■ **Supplied material**:
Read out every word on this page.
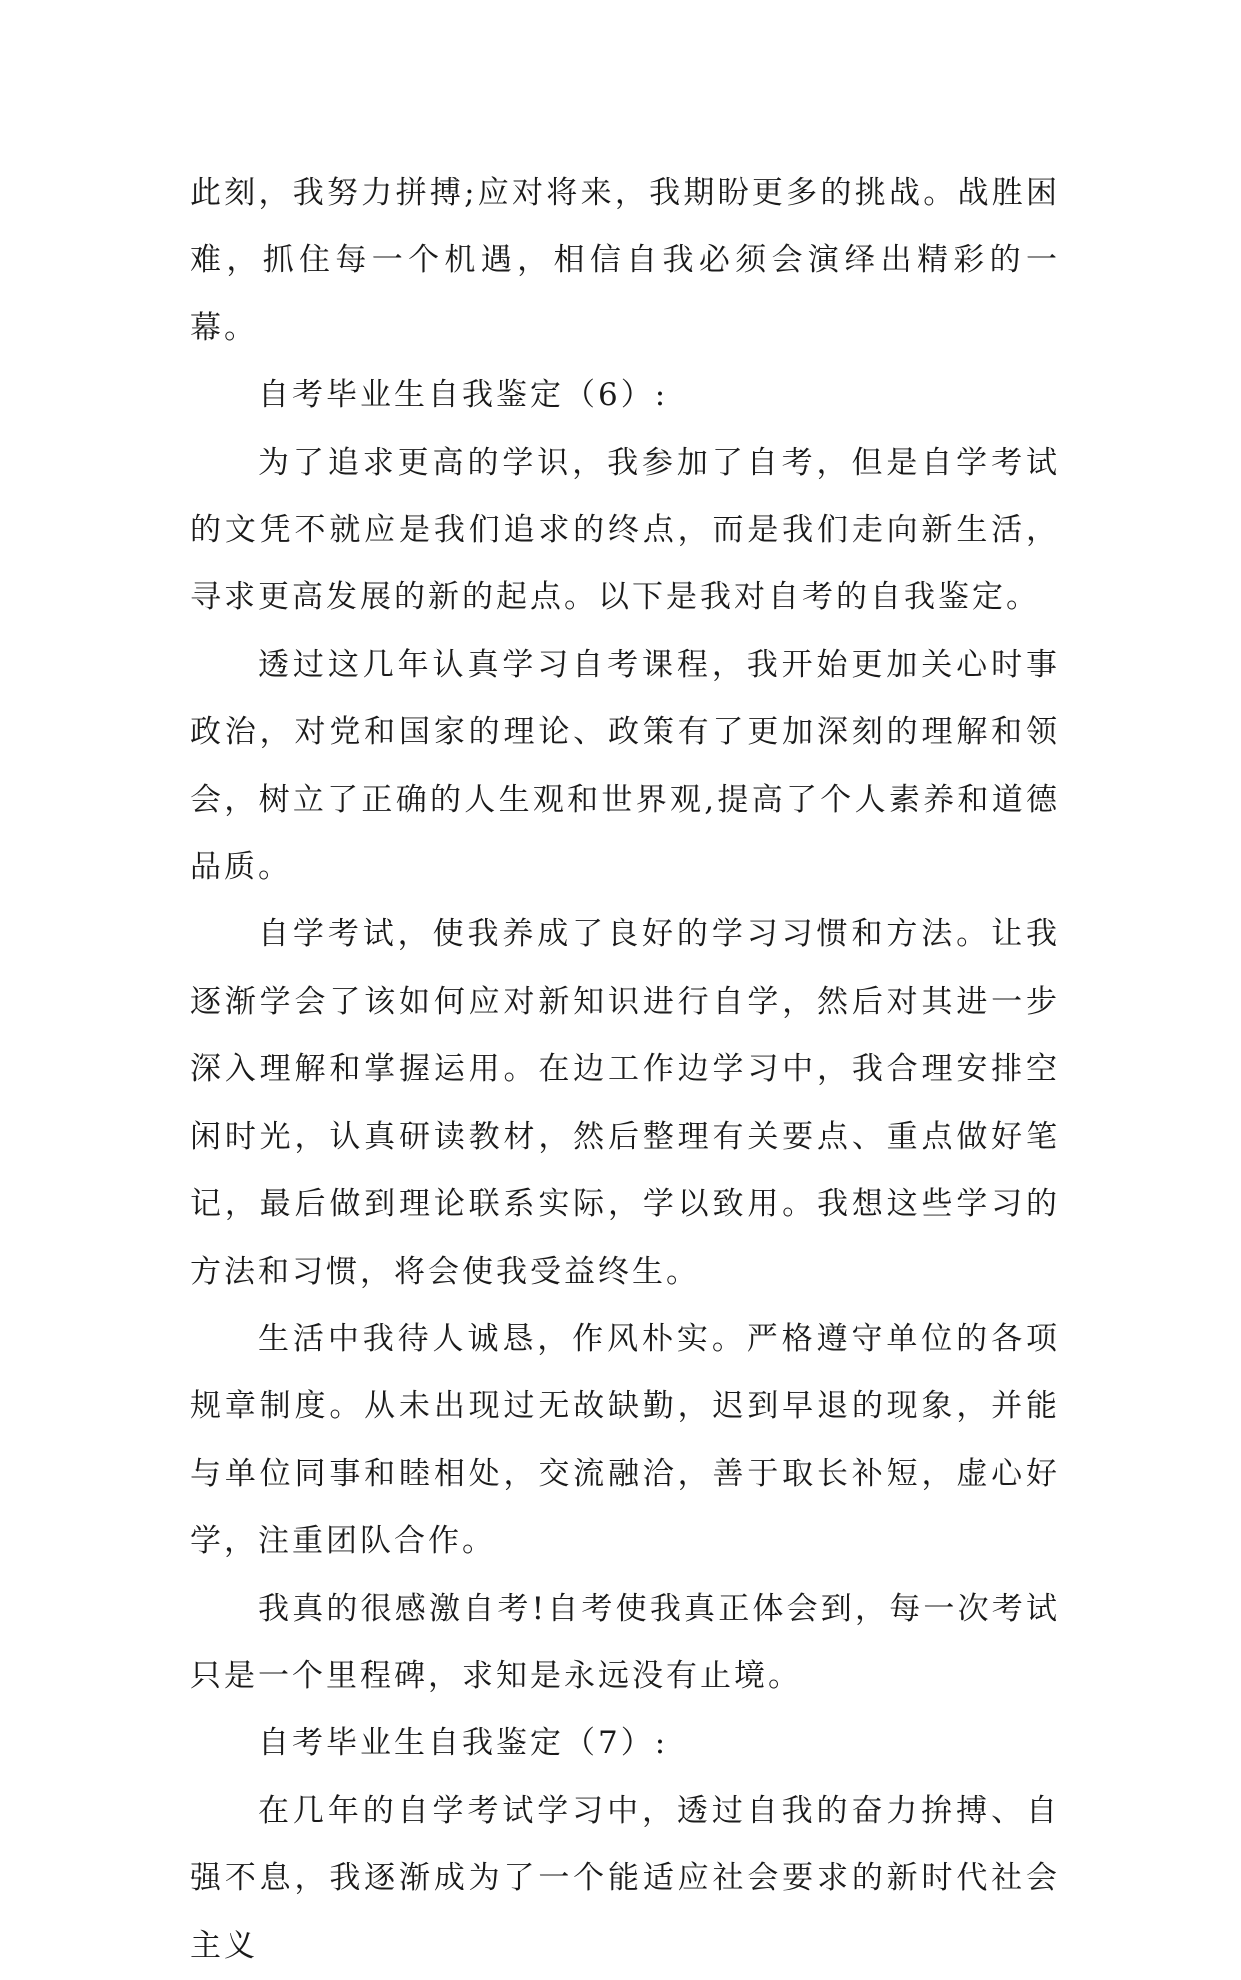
此刻，我努力拼搏;应对将来，我期盼更多的挑战。战胜困难，抓住每一个机遇，相信自我必须会演绎出精彩的一幕。

自考毕业生自我鉴定（6）:

为了追求更高的学识，我参加了自考，但是自学考试的文凭不就应是我们追求的终点，而是我们走向新生活，寻求更高发展的新的起点。以下是我对自考的自我鉴定。

透过这几年认真学习自考课程，我开始更加关心时事政治，对党和国家的理论、政策有了更加深刻的理解和领会，树立了正确的人生观和世界观,提高了个人素养和道德品质。

自学考试，使我养成了良好的学习习惯和方法。让我逐渐学会了该如何应对新知识进行自学，然后对其进一步深入理解和掌握运用。在边工作边学习中，我合理安排空闲时光，认真研读教材，然后整理有关要点、重点做好笔记，最后做到理论联系实际，学以致用。我想这些学习的方法和习惯，将会使我受益终生。

生活中我待人诚恳，作风朴实。严格遵守单位的各项规章制度。从未出现过无故缺勤，迟到早退的现象，并能与单位同事和睦相处，交流融洽，善于取长补短，虚心好学，注重团队合作。

我真的很感激自考!自考使我真正体会到，每一次考试只是一个里程碑，求知是永远没有止境。

自考毕业生自我鉴定（7）:

在几年的自学考试学习中，透过自我的奋力拚搏、自强不息，我逐渐成为了一个能适应社会要求的新时代社会主义
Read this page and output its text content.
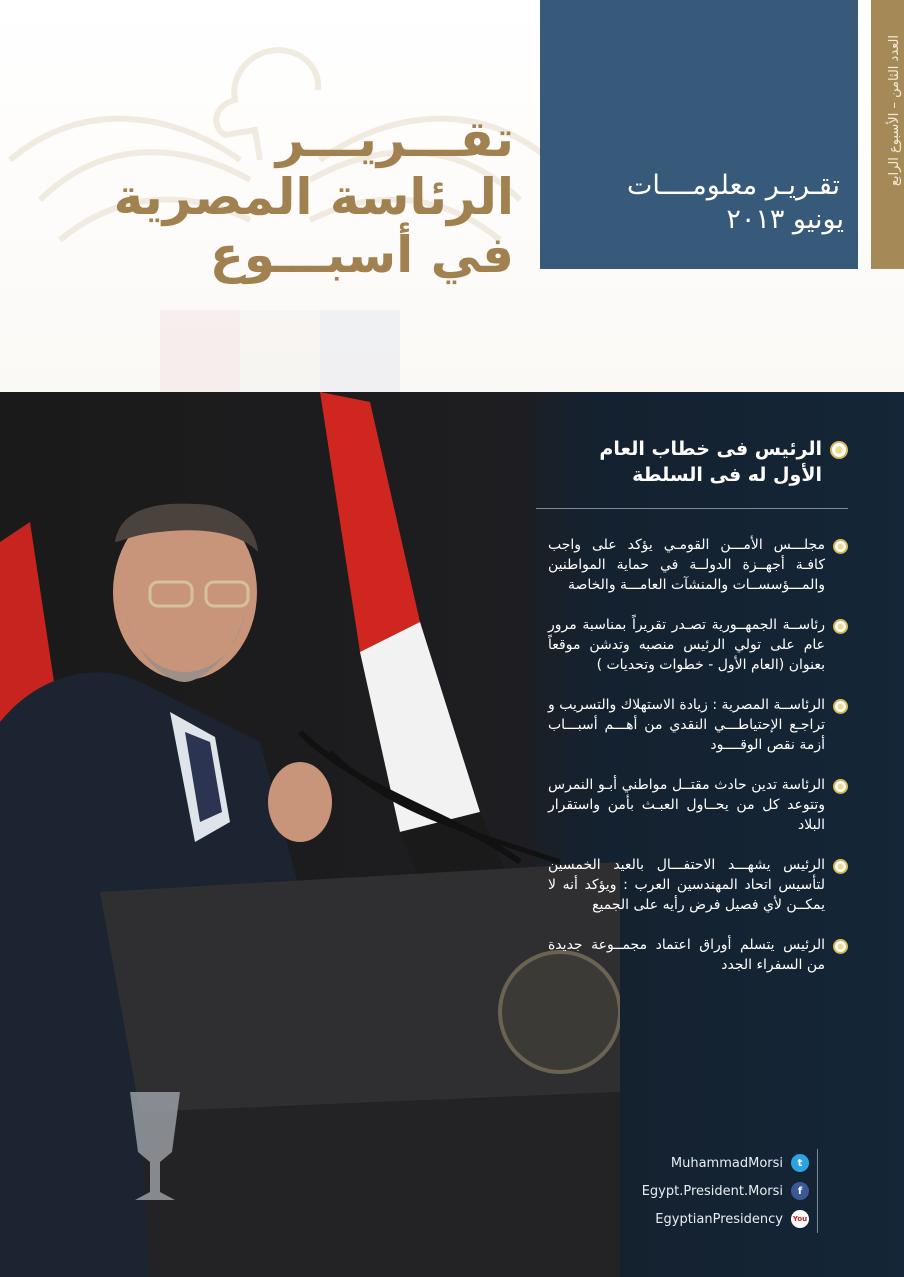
تقـــريـــر
الرئاسة المصرية
في أسبـــوع
تقـريـر معلومــــات
يونيو ٢٠١٣
العدد الثامن – الأسبوع الرابع
الرئيس فى خطاب العام الأول له فى السلطة
مجلـــس الأمـــن القومـي يؤكد على واجب كافـة أجهــزة الدولــة في حماية المواطنين والمـــؤسســات والمنشآت العامـــة والخاصة
رئاســة الجمهــورية تصـدر تقريراً بمناسبة مرور عام على تولي الرئيس منصبه وتدشن موقعاً بعنوان (العام الأول - خطوات وتحديات )
الرئاســة المصرية : زيادة الاستهلاك والتسريب و تراجـع الإحتياطـــي النقدي من أهـــم أسبـــاب أزمة نقص الوقــــود
الرئاسة تدين حادث مقتــل مواطني أبـو النمرس وتتوعد كل من يحــاول العبـث بأمن واستقرار البلاد
الرئيس يشهـــد الاحتفـــال بالعيد الخمسين لتأسيس اتحاد المهندسين العرب : ويؤكد أنه لا يمكــن لأي فصيل فرض رأيه على الجميع
الرئيس يتسلم أوراق اعتماد مجمــوعة جديدة من السفراء الجدد
MuhammadMorsi	t
Egypt.President.Morsi	f
EgyptianPresidency You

■ **Exercise prompt**: Beginning at the line that contains "Read this page and output its text content.", give the remaining lines of the records again exactly, through the last one. Leave out pictures.

■ **Finished task**:
Read this page and output its text content.
تقـــريـــر
الرئاسة المصرية
في أسبـــوع
تقـريـر معلومــــات
يونيو ٢٠١٣
العدد الثامن – الأسبوع الرابع
الرئيس فى خطاب العام الأول له فى السلطة
مجلـــس الأمـــن القومـي يؤكد على واجب كافـة أجهــزة الدولــة في حماية المواطنين والمـــؤسســات والمنشآت العامـــة والخاصة
رئاســة الجمهــورية تصـدر تقريراً بمناسبة مرور عام على تولي الرئيس منصبه وتدشن موقعاً بعنوان (العام الأول - خطوات وتحديات )
الرئاســة المصرية : زيادة الاستهلاك والتسريب و تراجـع الإحتياطـــي النقدي من أهـــم أسبـــاب أزمة نقص الوقــــود
الرئاسة تدين حادث مقتــل مواطني أبـو النمرس وتتوعد كل من يحــاول العبـث بأمن واستقرار البلاد
الرئيس يشهـــد الاحتفـــال بالعيد الخمسين لتأسيس اتحاد المهندسين العرب : ويؤكد أنه لا يمكــن لأي فصيل فرض رأيه على الجميع
الرئيس يتسلم أوراق اعتماد مجمــوعة جديدة من السفراء الجدد
MuhammadMorsi	t
Egypt.President.Morsi	f
EgyptianPresidency You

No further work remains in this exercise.